- Arbeitsauftrag 1 -
Beantworte zum Text über Temperaturwechsel diese drei Fragen:
(a) Wie viel Grad zeigt das Thermometer morgens inzwischen?
(b) Welche ersten Symptome nennt der Text bei wetterfühligen Menschen?
(c) Was schützt laut dem letzten Satz gegen die Achterbahn des launischen Sommerwetters?
- Arbeitsauftrag 2 -
Führe den Text über Temperaturwechsel im Anschluss an seinen letzten Satz weiter.

29. July 2010 15:56
Temperaturwechsel
Tipps - Erste Hilfe gegen Sauwetter
Rasch wechselnde Wetterphasen und Temperaturstürze können viele Menschen
krank machen.
© GettyImages
Neun Monate des Jahres freuen wir uns auf den Sommer. Doch statt eines
stabilen Hochs beschert dieser extreme Hitze und Kühle: Mal schwitzten wir
bei 36,5 Grad, jetzt zeigt das Thermometer morgens erfrischende 15.
Erkältungen
Das bekommt zwar dem Kreislauf und lässt wieder
besser schlafen, doch dafür drohen Erkältungen. „Extreme Temperaturen sind
schon eine Belastung für den Körper. Wetterwechsel beeinträchtigt nicht nur
das Befinden, sondern fordert auch das Immunsystem“, behauptet
Umweltmediziner Piero Lercher. Wetterfühlige Menschen können einen
Wettersturz schon vor dem Eintreffen registrieren: Müdigkeit, Kopfschmerzen,
depressive Verstimmung oder schmerzende Narben sind erste Symptome. Menschen
mit Bluthochdruck oder Herz-Kreislauf-Erkrankungen leiden sowohl bei
extremer Hitze als auch bei Wetterwechsel. Anhaltendes kühles und feuchtes
Wetter macht Rheumatikern zu schaffen. Migräniker sind bei plötzlichem
Temperaturanstieg gefährdet. Gegen die Achterbahn des launischen
Sommerwetters schützen ein stabiler Kreislauf und ein intaktes Immunsystem.

[Strukturierte Daten zur Seitenanalyse]

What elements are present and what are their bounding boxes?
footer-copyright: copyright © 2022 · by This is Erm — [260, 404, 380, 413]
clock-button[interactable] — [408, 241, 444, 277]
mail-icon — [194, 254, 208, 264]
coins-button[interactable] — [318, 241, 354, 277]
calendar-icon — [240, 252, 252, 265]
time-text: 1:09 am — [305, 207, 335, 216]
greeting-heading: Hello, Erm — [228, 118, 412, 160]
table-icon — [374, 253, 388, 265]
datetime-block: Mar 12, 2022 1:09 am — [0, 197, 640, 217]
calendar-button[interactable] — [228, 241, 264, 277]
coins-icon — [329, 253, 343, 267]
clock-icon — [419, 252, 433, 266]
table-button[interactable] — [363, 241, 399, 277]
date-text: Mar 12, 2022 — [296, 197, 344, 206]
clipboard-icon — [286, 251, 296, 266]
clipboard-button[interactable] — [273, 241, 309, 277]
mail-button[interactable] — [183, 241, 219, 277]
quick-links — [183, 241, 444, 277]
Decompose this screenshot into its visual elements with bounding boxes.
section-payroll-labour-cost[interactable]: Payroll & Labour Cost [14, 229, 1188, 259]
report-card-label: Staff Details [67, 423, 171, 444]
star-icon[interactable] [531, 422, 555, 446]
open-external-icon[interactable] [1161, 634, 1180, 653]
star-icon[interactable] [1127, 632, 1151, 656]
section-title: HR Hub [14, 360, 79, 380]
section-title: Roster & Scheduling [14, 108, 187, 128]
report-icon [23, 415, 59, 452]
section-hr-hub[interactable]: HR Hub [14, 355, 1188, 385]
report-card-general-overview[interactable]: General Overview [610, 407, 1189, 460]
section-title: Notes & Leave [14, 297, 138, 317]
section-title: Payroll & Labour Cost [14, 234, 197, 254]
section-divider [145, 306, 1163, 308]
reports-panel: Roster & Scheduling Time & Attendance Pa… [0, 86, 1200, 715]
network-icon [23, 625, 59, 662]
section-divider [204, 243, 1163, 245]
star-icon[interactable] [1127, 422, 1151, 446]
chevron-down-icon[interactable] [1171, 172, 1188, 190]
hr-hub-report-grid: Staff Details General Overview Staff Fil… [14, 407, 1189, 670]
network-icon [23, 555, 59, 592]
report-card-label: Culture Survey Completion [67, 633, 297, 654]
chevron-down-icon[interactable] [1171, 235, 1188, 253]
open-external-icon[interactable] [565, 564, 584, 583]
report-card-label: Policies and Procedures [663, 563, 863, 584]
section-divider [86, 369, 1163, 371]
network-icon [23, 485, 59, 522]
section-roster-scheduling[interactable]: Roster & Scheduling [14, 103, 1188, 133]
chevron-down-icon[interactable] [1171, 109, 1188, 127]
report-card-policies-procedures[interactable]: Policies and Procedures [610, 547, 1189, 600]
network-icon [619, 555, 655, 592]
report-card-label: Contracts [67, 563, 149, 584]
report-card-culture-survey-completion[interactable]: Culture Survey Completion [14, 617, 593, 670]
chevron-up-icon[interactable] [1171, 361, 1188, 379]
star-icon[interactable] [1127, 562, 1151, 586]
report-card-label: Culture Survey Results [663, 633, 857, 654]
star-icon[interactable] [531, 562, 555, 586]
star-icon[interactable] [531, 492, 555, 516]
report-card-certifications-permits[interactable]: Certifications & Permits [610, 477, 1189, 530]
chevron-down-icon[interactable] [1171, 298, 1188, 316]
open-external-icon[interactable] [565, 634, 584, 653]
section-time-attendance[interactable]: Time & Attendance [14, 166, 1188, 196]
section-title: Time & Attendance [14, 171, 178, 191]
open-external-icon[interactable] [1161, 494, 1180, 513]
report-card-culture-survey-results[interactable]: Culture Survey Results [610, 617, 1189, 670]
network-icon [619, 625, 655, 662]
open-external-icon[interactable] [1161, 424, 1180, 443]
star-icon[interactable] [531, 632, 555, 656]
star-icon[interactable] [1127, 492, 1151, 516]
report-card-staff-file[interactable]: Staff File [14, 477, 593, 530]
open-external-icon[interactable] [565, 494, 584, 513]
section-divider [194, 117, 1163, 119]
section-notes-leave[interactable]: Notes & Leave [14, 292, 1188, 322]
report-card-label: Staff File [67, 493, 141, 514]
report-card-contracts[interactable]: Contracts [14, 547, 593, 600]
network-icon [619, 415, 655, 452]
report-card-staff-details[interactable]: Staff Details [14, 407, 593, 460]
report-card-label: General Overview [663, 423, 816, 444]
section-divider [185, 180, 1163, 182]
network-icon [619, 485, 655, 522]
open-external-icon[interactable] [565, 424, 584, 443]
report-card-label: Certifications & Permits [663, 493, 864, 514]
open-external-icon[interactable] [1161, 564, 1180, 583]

- Antwortfeld 1 -
(a) 15 Grad.
(b) Müdigkeit, Kopfschmerzen, depressive Verstimmung oder schmerzende Narben.
(c) Ein stabiler Kreislauf und ein intaktes Immunsystem.

- Antwortfeld 2 -
Was gegen die häufigen Wetter-Leiden helfen kann
-Gegen
Kreislaufprobleme und Symptome von Wetterfühligkeit
helfen homöopathische Mittel aus der Apotheke, wie zum Beispiel Solum
Uliginosum Globuli oder Schüssler-Salz Nummer 2 (Calcium phosphoricum).
-Bei depressiver Verstimmung bewährt sich die Einnahme der Aminosäure
Tryptophan oder S-Adenosyl Methionin (erhältlich im Institut Müller-Tyl,
Tel. 01/368 69 00)
-Gegen die wetterbedingte Migräne helfen Mutterkraut-Tabletten (rezeptfrei
in Apotheken oder Reformhäusern erhältlich). Achtung: Als Kur vorbeugend
einnehmen!
-Nicht nur bei Hitze, auch bei Wetterwechsel ist Trinken angesagt: Am besten
natriumarmes Mineralwasser mit einer Tablette Calcium. Kaffee und schwarzen
Tee nur in Maßen genießen.
-Studien zeigen: Wer Sport treibt, kommt mit Wetterwechsel besser zurecht:
Bewegung stabilisiert das Gefäßsystem.